→ **Raw records**:
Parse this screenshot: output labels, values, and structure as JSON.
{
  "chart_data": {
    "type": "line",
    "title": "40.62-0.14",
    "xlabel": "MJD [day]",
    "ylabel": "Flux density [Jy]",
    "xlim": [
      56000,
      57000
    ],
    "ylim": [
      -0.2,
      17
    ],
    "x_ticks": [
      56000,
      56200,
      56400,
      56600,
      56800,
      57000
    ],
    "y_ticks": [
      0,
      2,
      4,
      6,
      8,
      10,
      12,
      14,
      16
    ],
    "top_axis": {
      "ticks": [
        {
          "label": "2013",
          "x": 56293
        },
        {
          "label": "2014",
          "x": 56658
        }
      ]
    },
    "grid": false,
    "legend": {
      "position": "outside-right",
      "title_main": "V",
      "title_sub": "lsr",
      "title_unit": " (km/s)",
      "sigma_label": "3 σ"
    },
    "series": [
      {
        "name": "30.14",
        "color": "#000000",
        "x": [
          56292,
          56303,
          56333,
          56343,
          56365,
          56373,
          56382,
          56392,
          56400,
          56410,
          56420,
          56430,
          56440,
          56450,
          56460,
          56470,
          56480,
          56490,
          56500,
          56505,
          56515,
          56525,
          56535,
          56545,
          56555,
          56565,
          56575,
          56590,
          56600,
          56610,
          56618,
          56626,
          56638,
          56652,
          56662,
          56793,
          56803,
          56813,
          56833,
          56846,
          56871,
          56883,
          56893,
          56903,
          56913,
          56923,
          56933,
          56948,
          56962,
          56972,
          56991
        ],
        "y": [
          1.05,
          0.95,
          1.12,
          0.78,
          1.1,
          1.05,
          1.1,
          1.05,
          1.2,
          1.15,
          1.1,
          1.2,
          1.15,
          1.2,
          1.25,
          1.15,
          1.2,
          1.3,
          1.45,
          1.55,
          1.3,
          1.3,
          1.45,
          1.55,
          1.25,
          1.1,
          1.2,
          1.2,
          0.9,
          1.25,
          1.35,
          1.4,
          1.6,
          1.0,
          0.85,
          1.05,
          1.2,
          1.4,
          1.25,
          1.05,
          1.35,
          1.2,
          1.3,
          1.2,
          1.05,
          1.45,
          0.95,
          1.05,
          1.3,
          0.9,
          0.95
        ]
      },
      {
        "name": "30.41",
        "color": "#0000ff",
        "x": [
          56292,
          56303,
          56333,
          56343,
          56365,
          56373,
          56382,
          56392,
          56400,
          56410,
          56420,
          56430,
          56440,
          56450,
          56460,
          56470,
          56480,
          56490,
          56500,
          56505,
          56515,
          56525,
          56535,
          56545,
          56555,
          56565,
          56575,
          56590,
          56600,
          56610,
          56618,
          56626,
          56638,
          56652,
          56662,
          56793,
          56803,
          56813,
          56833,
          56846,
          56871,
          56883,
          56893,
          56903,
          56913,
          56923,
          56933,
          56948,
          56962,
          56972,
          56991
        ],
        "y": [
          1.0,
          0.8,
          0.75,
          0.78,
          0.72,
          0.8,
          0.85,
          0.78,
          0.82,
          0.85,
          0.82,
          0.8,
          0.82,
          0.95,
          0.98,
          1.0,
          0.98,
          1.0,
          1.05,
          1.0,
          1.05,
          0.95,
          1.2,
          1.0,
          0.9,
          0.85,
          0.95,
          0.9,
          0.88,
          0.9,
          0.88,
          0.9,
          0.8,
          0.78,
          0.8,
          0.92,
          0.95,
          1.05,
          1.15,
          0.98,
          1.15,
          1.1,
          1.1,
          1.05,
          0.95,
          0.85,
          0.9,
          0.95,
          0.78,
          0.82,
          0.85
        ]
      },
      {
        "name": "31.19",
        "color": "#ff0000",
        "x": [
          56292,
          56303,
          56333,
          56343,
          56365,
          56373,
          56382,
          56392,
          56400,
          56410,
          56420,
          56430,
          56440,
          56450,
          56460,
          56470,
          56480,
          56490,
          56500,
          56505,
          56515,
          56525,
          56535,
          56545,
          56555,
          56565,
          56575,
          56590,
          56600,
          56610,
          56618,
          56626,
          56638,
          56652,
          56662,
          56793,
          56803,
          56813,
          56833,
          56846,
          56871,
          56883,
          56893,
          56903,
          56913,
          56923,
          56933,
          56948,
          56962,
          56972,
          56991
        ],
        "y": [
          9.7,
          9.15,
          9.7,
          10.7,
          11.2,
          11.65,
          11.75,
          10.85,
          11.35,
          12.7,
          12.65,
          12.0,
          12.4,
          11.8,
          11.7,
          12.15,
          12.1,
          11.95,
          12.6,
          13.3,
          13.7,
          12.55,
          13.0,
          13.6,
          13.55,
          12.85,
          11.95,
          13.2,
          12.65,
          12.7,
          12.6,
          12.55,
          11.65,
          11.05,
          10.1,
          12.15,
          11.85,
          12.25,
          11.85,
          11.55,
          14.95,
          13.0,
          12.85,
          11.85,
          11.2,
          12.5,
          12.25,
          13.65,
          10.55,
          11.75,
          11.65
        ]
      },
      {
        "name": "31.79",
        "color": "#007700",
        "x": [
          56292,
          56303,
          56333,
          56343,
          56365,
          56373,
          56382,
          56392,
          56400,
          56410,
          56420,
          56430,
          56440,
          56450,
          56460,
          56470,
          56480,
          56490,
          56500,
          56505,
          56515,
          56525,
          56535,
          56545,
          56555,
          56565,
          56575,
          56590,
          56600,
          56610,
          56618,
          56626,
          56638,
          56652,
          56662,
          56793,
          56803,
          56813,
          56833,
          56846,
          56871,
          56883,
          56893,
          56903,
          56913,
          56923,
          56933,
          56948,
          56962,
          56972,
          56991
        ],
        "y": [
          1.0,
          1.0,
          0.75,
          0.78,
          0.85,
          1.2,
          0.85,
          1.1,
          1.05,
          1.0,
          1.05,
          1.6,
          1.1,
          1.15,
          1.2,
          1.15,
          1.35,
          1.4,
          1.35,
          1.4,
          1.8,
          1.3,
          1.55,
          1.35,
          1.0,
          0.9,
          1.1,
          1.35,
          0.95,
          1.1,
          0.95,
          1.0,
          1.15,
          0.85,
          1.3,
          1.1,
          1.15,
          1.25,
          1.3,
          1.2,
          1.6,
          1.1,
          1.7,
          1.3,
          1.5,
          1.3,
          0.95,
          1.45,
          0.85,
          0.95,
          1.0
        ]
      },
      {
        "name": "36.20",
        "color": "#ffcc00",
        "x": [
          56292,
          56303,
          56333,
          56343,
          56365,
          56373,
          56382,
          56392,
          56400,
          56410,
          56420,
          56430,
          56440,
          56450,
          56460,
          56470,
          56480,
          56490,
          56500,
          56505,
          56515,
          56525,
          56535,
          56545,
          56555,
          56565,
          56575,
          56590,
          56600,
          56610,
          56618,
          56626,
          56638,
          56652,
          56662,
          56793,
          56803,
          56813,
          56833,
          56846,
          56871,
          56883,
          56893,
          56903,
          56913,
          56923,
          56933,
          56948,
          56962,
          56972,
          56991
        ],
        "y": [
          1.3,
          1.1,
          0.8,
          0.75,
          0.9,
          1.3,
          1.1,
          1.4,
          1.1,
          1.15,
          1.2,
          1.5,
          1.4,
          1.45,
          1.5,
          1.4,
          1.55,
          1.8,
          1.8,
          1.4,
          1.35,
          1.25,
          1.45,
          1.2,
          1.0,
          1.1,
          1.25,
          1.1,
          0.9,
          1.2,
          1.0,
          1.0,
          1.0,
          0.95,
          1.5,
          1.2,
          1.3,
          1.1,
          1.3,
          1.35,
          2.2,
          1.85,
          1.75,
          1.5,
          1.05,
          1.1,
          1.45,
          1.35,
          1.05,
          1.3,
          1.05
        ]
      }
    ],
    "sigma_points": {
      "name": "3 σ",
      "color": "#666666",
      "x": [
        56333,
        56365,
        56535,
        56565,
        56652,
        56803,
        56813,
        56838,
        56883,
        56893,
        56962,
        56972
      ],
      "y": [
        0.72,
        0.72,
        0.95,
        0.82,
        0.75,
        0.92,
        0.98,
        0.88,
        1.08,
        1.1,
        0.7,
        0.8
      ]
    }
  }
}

→ **Problem statement**:
Identify the lines in the entries that hold "name" and return each one.

→ **Response for this exercise**:
        "name": "30.14",
        "name": "30.41",
        "name": "31.19",
        "name": "31.79",
        "name": "36.20",
      "name": "3 σ",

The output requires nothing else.